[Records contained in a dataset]
+ + + + +

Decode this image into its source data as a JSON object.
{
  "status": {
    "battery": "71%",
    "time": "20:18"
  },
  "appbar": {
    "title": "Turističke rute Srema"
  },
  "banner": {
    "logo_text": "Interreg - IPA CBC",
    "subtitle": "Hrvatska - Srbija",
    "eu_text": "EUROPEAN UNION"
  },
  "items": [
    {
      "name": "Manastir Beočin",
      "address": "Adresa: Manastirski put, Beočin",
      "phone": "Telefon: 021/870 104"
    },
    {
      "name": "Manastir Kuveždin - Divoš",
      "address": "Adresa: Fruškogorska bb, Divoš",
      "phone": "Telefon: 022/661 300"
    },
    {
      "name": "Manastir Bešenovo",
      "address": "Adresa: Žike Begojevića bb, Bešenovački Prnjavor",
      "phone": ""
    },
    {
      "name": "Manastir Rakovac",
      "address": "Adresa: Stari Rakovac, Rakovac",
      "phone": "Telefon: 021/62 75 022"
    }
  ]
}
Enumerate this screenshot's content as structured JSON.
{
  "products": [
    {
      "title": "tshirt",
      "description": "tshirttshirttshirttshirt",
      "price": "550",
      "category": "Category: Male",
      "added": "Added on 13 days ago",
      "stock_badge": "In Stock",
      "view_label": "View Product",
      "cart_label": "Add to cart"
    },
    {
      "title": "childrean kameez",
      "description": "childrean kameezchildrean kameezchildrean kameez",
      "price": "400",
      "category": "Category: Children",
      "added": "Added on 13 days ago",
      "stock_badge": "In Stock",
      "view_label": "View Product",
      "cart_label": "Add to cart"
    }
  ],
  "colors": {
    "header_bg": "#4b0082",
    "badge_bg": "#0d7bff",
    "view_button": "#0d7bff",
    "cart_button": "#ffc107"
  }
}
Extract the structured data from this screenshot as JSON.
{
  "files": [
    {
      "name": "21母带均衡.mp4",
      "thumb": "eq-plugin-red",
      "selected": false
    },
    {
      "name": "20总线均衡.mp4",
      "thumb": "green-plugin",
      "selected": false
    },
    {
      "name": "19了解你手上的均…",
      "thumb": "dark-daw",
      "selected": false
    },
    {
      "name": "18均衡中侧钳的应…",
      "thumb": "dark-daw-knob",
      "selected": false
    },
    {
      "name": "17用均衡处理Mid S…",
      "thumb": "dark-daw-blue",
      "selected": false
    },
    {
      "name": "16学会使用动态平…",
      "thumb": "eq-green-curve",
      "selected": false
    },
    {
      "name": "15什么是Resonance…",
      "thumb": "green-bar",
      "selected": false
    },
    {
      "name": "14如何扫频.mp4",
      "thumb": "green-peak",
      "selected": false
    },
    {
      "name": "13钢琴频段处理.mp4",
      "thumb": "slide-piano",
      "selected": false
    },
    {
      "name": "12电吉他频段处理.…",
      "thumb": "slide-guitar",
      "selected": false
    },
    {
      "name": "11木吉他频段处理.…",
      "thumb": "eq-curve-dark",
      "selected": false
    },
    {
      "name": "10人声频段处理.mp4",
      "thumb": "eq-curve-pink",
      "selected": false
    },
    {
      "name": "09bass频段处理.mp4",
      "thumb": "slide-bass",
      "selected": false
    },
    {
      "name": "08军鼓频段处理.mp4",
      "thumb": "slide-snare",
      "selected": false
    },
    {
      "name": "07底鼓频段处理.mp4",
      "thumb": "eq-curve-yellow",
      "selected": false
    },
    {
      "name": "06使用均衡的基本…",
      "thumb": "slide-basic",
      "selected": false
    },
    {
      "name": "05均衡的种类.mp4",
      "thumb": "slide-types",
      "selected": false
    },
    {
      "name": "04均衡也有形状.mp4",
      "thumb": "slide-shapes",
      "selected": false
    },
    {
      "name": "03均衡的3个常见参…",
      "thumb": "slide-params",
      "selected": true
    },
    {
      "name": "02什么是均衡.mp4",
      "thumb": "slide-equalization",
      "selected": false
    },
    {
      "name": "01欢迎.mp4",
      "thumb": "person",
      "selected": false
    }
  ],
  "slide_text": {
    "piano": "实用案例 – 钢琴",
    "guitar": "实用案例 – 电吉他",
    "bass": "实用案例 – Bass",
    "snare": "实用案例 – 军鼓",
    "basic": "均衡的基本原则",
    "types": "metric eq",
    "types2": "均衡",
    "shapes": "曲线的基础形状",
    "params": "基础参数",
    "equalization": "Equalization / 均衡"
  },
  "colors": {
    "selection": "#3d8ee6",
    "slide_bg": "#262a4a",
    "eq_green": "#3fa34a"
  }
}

+ + + + +

WRITTEN PROBLEM: Wherever the string "address" appears in the entries above, list that line.

RESULT OF THE EXERCISE:
      "address": "Adresa: Manastirski put, Beočin",
      "address": "Adresa: Fruškogorska bb, Divoš",
      "address": "Adresa: Žike Begojevića bb, Bešenovački Prnjavor",
      "address": "Adresa: Stari Rakovac, Rakovac",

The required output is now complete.